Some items
·····

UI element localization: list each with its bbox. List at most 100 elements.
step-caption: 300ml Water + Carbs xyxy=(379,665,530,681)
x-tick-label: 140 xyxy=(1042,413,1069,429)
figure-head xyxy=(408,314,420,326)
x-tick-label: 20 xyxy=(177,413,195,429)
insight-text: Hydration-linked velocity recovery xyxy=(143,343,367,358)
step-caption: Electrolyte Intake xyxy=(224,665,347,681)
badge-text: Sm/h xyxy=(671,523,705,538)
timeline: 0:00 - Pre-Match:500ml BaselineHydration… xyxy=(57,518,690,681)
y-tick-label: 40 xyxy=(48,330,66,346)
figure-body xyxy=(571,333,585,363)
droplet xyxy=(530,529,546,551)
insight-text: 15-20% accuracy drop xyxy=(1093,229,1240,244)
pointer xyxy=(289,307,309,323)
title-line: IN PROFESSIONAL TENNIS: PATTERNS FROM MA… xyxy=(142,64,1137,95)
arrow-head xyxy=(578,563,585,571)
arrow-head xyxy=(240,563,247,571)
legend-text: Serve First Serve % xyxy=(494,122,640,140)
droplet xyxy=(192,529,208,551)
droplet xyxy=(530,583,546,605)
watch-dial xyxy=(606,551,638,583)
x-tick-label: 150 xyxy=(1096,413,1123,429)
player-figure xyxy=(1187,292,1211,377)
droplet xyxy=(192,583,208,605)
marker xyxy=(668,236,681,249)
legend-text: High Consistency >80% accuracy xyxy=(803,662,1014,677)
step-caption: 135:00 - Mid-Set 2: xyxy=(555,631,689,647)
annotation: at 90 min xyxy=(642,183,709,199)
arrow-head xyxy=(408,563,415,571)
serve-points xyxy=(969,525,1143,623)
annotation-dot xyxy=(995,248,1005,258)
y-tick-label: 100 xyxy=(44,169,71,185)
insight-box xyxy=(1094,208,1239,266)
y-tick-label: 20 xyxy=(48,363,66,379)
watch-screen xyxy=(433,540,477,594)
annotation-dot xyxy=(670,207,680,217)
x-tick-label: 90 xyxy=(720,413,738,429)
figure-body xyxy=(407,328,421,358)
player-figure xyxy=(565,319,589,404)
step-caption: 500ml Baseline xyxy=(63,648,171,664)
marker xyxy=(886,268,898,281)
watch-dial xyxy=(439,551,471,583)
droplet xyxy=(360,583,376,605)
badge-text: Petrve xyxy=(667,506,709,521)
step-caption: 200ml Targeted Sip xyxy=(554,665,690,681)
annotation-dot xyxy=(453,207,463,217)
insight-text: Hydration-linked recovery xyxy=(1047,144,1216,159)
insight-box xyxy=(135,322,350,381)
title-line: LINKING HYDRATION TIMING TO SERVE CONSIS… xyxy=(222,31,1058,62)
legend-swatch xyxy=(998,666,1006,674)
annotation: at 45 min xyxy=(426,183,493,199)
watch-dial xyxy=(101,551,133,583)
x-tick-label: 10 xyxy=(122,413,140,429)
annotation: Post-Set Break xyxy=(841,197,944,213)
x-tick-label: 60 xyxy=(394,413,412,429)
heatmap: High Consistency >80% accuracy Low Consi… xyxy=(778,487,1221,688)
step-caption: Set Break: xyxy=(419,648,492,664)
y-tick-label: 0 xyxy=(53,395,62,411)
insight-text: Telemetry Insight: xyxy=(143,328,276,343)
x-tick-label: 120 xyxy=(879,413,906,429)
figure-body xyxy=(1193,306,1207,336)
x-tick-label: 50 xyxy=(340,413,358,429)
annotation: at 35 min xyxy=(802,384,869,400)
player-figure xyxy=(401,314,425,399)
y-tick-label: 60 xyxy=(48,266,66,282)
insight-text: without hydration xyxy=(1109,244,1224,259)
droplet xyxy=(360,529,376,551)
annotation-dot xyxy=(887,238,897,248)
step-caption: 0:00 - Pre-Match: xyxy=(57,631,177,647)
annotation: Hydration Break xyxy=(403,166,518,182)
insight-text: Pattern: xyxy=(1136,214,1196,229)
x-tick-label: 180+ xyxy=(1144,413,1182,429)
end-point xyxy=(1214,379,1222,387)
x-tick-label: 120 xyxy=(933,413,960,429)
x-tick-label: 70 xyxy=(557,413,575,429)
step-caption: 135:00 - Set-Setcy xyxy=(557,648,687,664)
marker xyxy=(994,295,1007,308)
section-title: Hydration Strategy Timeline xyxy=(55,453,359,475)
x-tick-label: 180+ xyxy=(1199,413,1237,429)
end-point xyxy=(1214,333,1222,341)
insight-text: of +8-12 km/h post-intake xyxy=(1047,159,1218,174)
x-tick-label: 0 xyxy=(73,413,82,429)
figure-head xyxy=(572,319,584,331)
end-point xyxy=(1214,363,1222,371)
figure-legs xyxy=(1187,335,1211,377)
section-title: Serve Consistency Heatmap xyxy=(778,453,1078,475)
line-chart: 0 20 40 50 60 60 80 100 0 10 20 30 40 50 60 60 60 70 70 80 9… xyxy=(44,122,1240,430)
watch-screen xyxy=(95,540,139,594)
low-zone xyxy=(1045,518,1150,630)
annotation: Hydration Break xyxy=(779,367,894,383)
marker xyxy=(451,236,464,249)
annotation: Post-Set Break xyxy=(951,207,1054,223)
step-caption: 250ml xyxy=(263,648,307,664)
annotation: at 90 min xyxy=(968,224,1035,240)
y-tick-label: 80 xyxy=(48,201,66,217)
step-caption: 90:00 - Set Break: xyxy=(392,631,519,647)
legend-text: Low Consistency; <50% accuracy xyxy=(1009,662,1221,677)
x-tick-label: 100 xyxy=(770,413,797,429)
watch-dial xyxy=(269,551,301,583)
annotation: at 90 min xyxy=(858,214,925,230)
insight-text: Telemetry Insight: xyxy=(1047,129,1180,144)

·····

▶ **WHAT YOU WILL DO**
Write out every line of the items above without changing anything.

▶ **FULL RESPONSE**
UI element localization: list each with its bbox. List at most 100 elements.
step-caption: 300ml Water + Carbs xyxy=(379,665,530,681)
x-tick-label: 140 xyxy=(1042,413,1069,429)
figure-head xyxy=(408,314,420,326)
x-tick-label: 20 xyxy=(177,413,195,429)
insight-text: Hydration-linked velocity recovery xyxy=(143,343,367,358)
step-caption: Electrolyte Intake xyxy=(224,665,347,681)
badge-text: Sm/h xyxy=(671,523,705,538)
timeline: 0:00 - Pre-Match:500ml BaselineHydration… xyxy=(57,518,690,681)
y-tick-label: 40 xyxy=(48,330,66,346)
figure-body xyxy=(571,333,585,363)
droplet xyxy=(530,529,546,551)
insight-text: 15-20% accuracy drop xyxy=(1093,229,1240,244)
pointer xyxy=(289,307,309,323)
title-line: IN PROFESSIONAL TENNIS: PATTERNS FROM MA… xyxy=(142,64,1137,95)
arrow-head xyxy=(578,563,585,571)
arrow-head xyxy=(240,563,247,571)
legend-text: Serve First Serve % xyxy=(494,122,640,140)
droplet xyxy=(192,529,208,551)
droplet xyxy=(530,583,546,605)
watch-dial xyxy=(606,551,638,583)
x-tick-label: 150 xyxy=(1096,413,1123,429)
player-figure xyxy=(1187,292,1211,377)
droplet xyxy=(192,583,208,605)
marker xyxy=(668,236,681,249)
legend-text: High Consistency >80% accuracy xyxy=(803,662,1014,677)
step-caption: 135:00 - Mid-Set 2: xyxy=(555,631,689,647)
annotation: at 90 min xyxy=(642,183,709,199)
arrow-head xyxy=(408,563,415,571)
serve-points xyxy=(969,525,1143,623)
annotation-dot xyxy=(995,248,1005,258)
y-tick-label: 100 xyxy=(44,169,71,185)
insight-box xyxy=(1094,208,1239,266)
y-tick-label: 20 xyxy=(48,363,66,379)
watch-screen xyxy=(433,540,477,594)
annotation-dot xyxy=(670,207,680,217)
x-tick-label: 90 xyxy=(720,413,738,429)
figure-body xyxy=(407,328,421,358)
player-figure xyxy=(565,319,589,404)
step-caption: 500ml Baseline xyxy=(63,648,171,664)
marker xyxy=(886,268,898,281)
watch-dial xyxy=(439,551,471,583)
droplet xyxy=(360,583,376,605)
badge-text: Petrve xyxy=(667,506,709,521)
step-caption: 200ml Targeted Sip xyxy=(554,665,690,681)
annotation-dot xyxy=(453,207,463,217)
insight-text: Hydration-linked recovery xyxy=(1047,144,1216,159)
insight-box xyxy=(135,322,350,381)
title-line: LINKING HYDRATION TIMING TO SERVE CONSIS… xyxy=(222,31,1058,62)
legend-swatch xyxy=(998,666,1006,674)
annotation: at 45 min xyxy=(426,183,493,199)
watch-dial xyxy=(101,551,133,583)
x-tick-label: 10 xyxy=(122,413,140,429)
annotation: Post-Set Break xyxy=(841,197,944,213)
x-tick-label: 60 xyxy=(394,413,412,429)
heatmap: High Consistency >80% accuracy Low Consi… xyxy=(778,487,1221,688)
step-caption: Set Break: xyxy=(419,648,492,664)
y-tick-label: 0 xyxy=(53,395,62,411)
insight-text: Telemetry Insight: xyxy=(143,328,276,343)
x-tick-label: 120 xyxy=(879,413,906,429)
figure-body xyxy=(1193,306,1207,336)
x-tick-label: 50 xyxy=(340,413,358,429)
annotation: at 35 min xyxy=(802,384,869,400)
player-figure xyxy=(401,314,425,399)
y-tick-label: 60 xyxy=(48,266,66,282)
insight-text: without hydration xyxy=(1109,244,1224,259)
droplet xyxy=(360,529,376,551)
annotation-dot xyxy=(887,238,897,248)
step-caption: 0:00 - Pre-Match: xyxy=(57,631,177,647)
annotation: Hydration Break xyxy=(403,166,518,182)
insight-text: Pattern: xyxy=(1136,214,1196,229)
x-tick-label: 180+ xyxy=(1144,413,1182,429)
end-point xyxy=(1214,379,1222,387)
x-tick-label: 120 xyxy=(933,413,960,429)
x-tick-label: 70 xyxy=(557,413,575,429)
step-caption: 135:00 - Set-Setcy xyxy=(557,648,687,664)
marker xyxy=(994,295,1007,308)
section-title: Hydration Strategy Timeline xyxy=(55,453,359,475)
x-tick-label: 180+ xyxy=(1199,413,1237,429)
end-point xyxy=(1214,333,1222,341)
insight-text: of +8-12 km/h post-intake xyxy=(1047,159,1218,174)
x-tick-label: 0 xyxy=(73,413,82,429)
figure-head xyxy=(572,319,584,331)
end-point xyxy=(1214,363,1222,371)
figure-legs xyxy=(1187,335,1211,377)
section-title: Serve Consistency Heatmap xyxy=(778,453,1078,475)
line-chart: 0 20 40 50 60 60 80 100 0 10 20 30 40 50 60 60 60 70 70 80 9… xyxy=(44,122,1240,430)
watch-screen xyxy=(95,540,139,594)
low-zone xyxy=(1045,518,1150,630)
annotation: Hydration Break xyxy=(779,367,894,383)
marker xyxy=(451,236,464,249)
annotation: Post-Set Break xyxy=(951,207,1054,223)
step-caption: 250ml xyxy=(263,648,307,664)
annotation: at 90 min xyxy=(968,224,1035,240)
y-tick-label: 80 xyxy=(48,201,66,217)
step-caption: 90:00 - Set Break: xyxy=(392,631,519,647)
legend-text: Low Consistency; <50% accuracy xyxy=(1009,662,1221,677)
x-tick-label: 100 xyxy=(770,413,797,429)
watch-dial xyxy=(269,551,301,583)
annotation: at 90 min xyxy=(858,214,925,230)
insight-text: Telemetry Insight: xyxy=(1047,129,1180,144)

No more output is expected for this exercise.